STATED GOAL:
Copy out every line that contains the word "limited".
## Start SOURCE MATERIAL
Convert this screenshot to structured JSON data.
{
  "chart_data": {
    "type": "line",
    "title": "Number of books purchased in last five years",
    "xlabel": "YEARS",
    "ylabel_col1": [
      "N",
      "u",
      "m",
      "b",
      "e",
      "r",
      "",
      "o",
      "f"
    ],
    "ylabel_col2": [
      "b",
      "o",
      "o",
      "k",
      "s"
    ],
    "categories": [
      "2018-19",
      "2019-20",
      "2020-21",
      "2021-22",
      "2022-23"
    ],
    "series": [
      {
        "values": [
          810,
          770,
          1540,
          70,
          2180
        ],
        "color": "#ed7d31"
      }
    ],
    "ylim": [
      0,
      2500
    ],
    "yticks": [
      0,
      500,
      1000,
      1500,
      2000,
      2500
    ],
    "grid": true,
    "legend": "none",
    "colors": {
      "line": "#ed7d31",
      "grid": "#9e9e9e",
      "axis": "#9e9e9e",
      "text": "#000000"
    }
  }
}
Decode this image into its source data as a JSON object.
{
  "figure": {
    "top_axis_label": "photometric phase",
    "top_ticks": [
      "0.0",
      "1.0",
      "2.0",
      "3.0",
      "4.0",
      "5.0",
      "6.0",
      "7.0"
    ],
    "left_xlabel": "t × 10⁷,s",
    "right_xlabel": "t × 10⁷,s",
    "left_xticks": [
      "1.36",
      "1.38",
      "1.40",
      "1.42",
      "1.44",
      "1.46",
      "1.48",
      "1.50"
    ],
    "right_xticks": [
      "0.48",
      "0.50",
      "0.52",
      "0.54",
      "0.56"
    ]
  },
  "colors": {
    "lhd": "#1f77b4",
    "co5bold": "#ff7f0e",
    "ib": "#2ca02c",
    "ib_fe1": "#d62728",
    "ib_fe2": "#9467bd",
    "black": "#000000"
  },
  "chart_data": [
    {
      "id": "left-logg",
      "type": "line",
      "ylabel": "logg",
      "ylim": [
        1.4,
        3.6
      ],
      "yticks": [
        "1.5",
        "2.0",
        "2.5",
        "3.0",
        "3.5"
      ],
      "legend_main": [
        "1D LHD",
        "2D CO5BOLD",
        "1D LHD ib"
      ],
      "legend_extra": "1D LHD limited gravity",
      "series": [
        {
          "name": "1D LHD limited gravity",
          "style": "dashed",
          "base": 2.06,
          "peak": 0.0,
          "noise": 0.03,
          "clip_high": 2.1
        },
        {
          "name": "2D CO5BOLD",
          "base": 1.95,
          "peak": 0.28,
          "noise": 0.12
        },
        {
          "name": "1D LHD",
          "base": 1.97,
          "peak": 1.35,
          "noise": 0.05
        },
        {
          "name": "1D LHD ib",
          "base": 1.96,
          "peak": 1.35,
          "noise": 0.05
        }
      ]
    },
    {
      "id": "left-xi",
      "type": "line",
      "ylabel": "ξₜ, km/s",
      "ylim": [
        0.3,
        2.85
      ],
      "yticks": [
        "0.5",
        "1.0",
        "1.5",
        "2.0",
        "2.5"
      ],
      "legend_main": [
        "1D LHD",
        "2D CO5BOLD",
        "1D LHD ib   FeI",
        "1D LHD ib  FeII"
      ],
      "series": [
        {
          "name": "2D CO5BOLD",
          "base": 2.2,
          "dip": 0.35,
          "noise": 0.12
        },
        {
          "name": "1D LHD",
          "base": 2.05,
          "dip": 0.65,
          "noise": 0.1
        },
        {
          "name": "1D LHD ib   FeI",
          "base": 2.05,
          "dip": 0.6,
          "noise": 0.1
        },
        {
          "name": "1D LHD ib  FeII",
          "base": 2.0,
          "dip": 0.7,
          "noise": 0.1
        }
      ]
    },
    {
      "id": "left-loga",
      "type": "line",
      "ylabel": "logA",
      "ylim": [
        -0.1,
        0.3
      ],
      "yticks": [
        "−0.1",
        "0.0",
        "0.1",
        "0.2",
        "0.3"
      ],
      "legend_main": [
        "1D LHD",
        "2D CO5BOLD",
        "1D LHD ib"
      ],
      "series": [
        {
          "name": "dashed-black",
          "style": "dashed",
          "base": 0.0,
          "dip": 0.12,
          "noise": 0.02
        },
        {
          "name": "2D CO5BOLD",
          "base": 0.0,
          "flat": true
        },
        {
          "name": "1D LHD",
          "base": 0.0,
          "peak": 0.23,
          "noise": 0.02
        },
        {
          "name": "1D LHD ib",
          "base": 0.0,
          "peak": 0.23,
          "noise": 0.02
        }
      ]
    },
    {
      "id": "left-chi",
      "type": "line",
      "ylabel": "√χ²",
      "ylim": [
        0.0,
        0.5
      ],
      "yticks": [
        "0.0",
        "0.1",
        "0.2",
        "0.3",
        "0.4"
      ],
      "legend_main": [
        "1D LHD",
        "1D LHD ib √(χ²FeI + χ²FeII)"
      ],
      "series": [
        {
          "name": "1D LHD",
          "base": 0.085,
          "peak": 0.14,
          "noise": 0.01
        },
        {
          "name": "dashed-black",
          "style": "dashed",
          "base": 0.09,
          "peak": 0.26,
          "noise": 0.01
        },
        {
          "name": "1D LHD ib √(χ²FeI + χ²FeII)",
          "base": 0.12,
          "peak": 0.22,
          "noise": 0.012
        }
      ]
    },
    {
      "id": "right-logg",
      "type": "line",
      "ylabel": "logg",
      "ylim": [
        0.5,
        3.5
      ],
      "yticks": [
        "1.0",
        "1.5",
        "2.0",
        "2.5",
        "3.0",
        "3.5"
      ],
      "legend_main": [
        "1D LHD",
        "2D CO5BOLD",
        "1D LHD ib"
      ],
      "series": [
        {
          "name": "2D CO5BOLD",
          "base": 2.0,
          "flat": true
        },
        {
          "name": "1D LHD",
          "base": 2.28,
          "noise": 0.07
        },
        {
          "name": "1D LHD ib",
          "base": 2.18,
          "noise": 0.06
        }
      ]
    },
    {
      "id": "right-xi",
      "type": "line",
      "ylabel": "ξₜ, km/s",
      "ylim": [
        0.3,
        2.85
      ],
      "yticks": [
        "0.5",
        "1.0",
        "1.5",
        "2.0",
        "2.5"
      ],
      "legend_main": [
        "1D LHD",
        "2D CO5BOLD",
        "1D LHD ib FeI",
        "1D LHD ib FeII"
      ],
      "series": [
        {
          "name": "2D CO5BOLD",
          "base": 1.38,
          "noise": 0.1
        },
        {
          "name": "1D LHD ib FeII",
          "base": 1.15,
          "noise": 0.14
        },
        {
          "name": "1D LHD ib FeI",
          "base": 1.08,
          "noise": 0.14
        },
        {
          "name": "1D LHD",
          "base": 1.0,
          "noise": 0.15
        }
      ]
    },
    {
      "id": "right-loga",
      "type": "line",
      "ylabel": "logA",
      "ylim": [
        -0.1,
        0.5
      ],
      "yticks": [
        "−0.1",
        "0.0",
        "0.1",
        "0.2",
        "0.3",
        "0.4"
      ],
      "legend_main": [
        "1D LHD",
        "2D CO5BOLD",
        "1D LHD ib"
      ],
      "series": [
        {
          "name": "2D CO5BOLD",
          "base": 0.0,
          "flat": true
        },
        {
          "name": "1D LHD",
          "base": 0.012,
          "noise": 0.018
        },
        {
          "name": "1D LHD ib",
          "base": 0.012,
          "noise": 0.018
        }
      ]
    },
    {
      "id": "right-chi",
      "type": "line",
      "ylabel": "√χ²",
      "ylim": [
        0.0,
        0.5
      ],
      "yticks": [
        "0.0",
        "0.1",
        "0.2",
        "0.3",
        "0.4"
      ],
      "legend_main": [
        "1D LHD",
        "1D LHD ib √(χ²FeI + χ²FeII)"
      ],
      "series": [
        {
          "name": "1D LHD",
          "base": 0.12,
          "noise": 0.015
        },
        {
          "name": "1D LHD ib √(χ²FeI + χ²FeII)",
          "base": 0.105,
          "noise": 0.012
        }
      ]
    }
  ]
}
## End SOURCE MATERIAL
ANSWER TO THIS EXERCISE:
      "legend_extra": "1D LHD limited gravity",
          "name": "1D LHD limited gravity",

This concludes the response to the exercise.